_PROBLEM REQUIREMENTS_
Omit the images, then print each record below exactly as it reads.

((

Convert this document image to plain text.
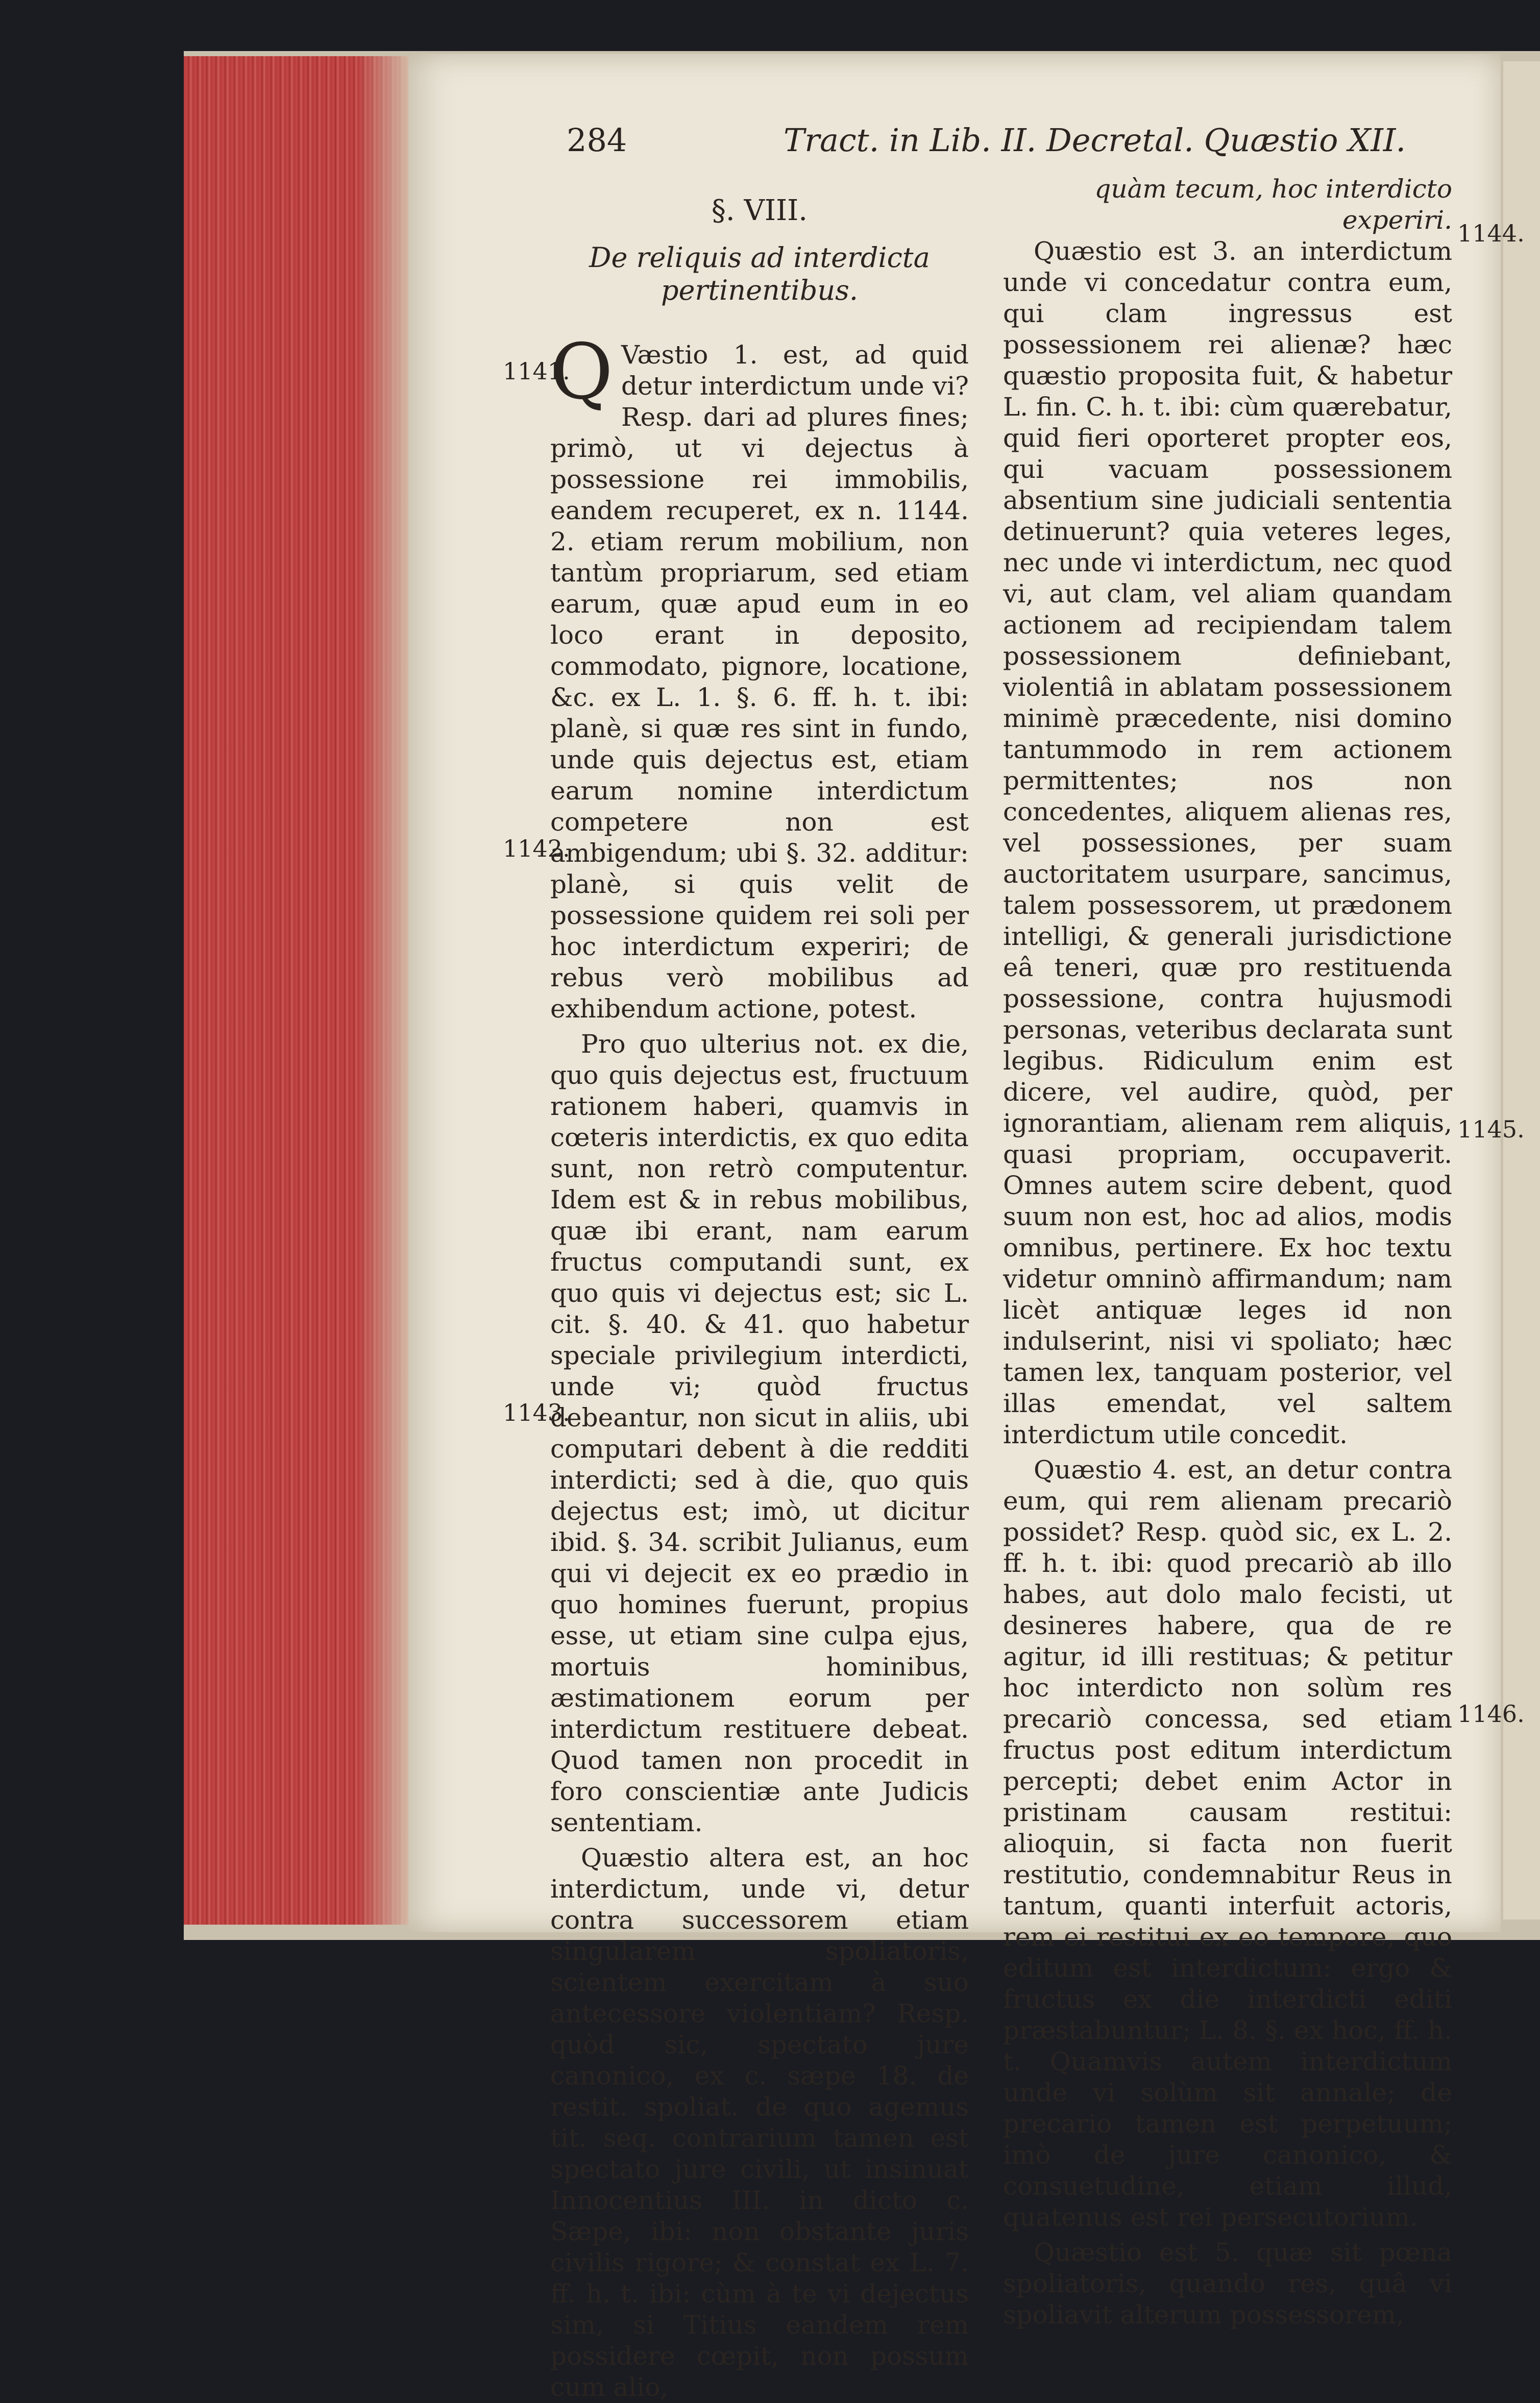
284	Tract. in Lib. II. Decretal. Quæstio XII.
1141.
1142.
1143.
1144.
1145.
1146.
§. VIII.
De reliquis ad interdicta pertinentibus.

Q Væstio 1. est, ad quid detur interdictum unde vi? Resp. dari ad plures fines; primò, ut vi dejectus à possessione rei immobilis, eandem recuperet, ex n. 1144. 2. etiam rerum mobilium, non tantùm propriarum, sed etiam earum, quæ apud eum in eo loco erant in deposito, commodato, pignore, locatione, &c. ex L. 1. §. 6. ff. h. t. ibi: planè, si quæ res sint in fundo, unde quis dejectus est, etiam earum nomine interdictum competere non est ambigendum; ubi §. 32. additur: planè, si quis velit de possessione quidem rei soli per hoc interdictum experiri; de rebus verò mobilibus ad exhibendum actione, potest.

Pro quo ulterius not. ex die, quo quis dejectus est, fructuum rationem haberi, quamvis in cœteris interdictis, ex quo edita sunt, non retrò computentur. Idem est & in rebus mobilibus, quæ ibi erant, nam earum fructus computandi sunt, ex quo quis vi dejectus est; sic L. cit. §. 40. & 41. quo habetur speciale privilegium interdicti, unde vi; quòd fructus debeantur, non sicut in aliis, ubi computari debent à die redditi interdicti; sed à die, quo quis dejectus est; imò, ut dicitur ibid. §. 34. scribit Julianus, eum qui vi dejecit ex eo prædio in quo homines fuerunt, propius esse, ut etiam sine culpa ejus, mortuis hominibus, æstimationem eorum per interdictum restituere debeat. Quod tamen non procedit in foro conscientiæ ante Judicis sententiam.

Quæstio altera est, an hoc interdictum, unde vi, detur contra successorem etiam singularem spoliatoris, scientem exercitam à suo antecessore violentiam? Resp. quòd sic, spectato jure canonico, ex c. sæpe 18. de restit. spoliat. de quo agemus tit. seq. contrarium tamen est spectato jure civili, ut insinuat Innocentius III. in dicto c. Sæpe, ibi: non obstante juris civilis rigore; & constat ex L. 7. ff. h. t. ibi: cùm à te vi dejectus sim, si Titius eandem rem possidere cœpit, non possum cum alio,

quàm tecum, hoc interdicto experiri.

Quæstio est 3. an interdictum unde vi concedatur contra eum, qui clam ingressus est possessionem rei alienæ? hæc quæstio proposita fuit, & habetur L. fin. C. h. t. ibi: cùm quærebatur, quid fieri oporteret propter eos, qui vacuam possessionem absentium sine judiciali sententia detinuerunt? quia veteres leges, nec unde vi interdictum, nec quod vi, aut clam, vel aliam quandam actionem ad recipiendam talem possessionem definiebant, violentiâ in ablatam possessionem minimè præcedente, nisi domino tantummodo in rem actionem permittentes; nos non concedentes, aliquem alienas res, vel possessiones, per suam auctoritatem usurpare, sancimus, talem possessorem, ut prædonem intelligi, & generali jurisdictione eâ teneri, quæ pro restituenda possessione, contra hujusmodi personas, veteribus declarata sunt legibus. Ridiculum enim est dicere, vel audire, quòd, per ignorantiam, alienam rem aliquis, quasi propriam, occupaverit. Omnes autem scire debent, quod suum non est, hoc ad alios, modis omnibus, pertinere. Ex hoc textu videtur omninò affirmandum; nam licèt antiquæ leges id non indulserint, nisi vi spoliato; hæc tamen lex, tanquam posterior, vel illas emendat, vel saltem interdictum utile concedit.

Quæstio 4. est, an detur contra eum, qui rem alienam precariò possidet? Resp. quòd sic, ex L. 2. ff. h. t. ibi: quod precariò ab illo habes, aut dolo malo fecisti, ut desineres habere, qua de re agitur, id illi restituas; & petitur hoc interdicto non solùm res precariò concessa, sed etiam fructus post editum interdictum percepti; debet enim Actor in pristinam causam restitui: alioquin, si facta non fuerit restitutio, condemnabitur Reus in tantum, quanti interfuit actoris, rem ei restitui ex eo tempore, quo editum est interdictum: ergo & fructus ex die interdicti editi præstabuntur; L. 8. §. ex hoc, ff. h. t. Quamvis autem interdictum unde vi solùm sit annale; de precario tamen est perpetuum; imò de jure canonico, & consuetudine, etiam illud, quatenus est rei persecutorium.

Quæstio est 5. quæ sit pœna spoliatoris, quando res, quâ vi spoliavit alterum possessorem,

))

_THE REPLY_
Convert this document image to plain text.
284	Tract. in Lib. II. Decretal. Quæstio XII.
1141.
1142.
1143.
1144.
1145.
1146.
§. VIII.
De reliquis ad interdicta pertinentibus.

Q Væstio 1. est, ad quid detur interdictum unde vi? Resp. dari ad plures fines; primò, ut vi dejectus à possessione rei immobilis, eandem recuperet, ex n. 1144. 2. etiam rerum mobilium, non tantùm propriarum, sed etiam earum, quæ apud eum in eo loco erant in deposito, commodato, pignore, locatione, &c. ex L. 1. §. 6. ff. h. t. ibi: planè, si quæ res sint in fundo, unde quis dejectus est, etiam earum nomine interdictum competere non est ambigendum; ubi §. 32. additur: planè, si quis velit de possessione quidem rei soli per hoc interdictum experiri; de rebus verò mobilibus ad exhibendum actione, potest.

Pro quo ulterius not. ex die, quo quis dejectus est, fructuum rationem haberi, quamvis in cœteris interdictis, ex quo edita sunt, non retrò computentur. Idem est & in rebus mobilibus, quæ ibi erant, nam earum fructus computandi sunt, ex quo quis vi dejectus est; sic L. cit. §. 40. & 41. quo habetur speciale privilegium interdicti, unde vi; quòd fructus debeantur, non sicut in aliis, ubi computari debent à die redditi interdicti; sed à die, quo quis dejectus est; imò, ut dicitur ibid. §. 34. scribit Julianus, eum qui vi dejecit ex eo prædio in quo homines fuerunt, propius esse, ut etiam sine culpa ejus, mortuis hominibus, æstimationem eorum per interdictum restituere debeat. Quod tamen non procedit in foro conscientiæ ante Judicis sententiam.

Quæstio altera est, an hoc interdictum, unde vi, detur contra successorem etiam singularem spoliatoris, scientem exercitam à suo antecessore violentiam? Resp. quòd sic, spectato jure canonico, ex c. sæpe 18. de restit. spoliat. de quo agemus tit. seq. contrarium tamen est spectato jure civili, ut insinuat Innocentius III. in dicto c. Sæpe, ibi: non obstante juris civilis rigore; & constat ex L. 7. ff. h. t. ibi: cùm à te vi dejectus sim, si Titius eandem rem possidere cœpit, non possum cum alio,

quàm tecum, hoc interdicto experiri.

Quæstio est 3. an interdictum unde vi concedatur contra eum, qui clam ingressus est possessionem rei alienæ? hæc quæstio proposita fuit, & habetur L. fin. C. h. t. ibi: cùm quærebatur, quid fieri oporteret propter eos, qui vacuam possessionem absentium sine judiciali sententia detinuerunt? quia veteres leges, nec unde vi interdictum, nec quod vi, aut clam, vel aliam quandam actionem ad recipiendam talem possessionem definiebant, violentiâ in ablatam possessionem minimè præcedente, nisi domino tantummodo in rem actionem permittentes; nos non concedentes, aliquem alienas res, vel possessiones, per suam auctoritatem usurpare, sancimus, talem possessorem, ut prædonem intelligi, & generali jurisdictione eâ teneri, quæ pro restituenda possessione, contra hujusmodi personas, veteribus declarata sunt legibus. Ridiculum enim est dicere, vel audire, quòd, per ignorantiam, alienam rem aliquis, quasi propriam, occupaverit. Omnes autem scire debent, quod suum non est, hoc ad alios, modis omnibus, pertinere. Ex hoc textu videtur omninò affirmandum; nam licèt antiquæ leges id non indulserint, nisi vi spoliato; hæc tamen lex, tanquam posterior, vel illas emendat, vel saltem interdictum utile concedit.

Quæstio 4. est, an detur contra eum, qui rem alienam precariò possidet? Resp. quòd sic, ex L. 2. ff. h. t. ibi: quod precariò ab illo habes, aut dolo malo fecisti, ut desineres habere, qua de re agitur, id illi restituas; & petitur hoc interdicto non solùm res precariò concessa, sed etiam fructus post editum interdictum percepti; debet enim Actor in pristinam causam restitui: alioquin, si facta non fuerit restitutio, condemnabitur Reus in tantum, quanti interfuit actoris, rem ei restitui ex eo tempore, quo editum est interdictum: ergo & fructus ex die interdicti editi præstabuntur; L. 8. §. ex hoc, ff. h. t. Quamvis autem interdictum unde vi solùm sit annale; de precario tamen est perpetuum; imò de jure canonico, & consuetudine, etiam illud, quatenus est rei persecutorium.

Quæstio est 5. quæ sit pœna spoliatoris, quando res, quâ vi spoliavit alterum possessorem,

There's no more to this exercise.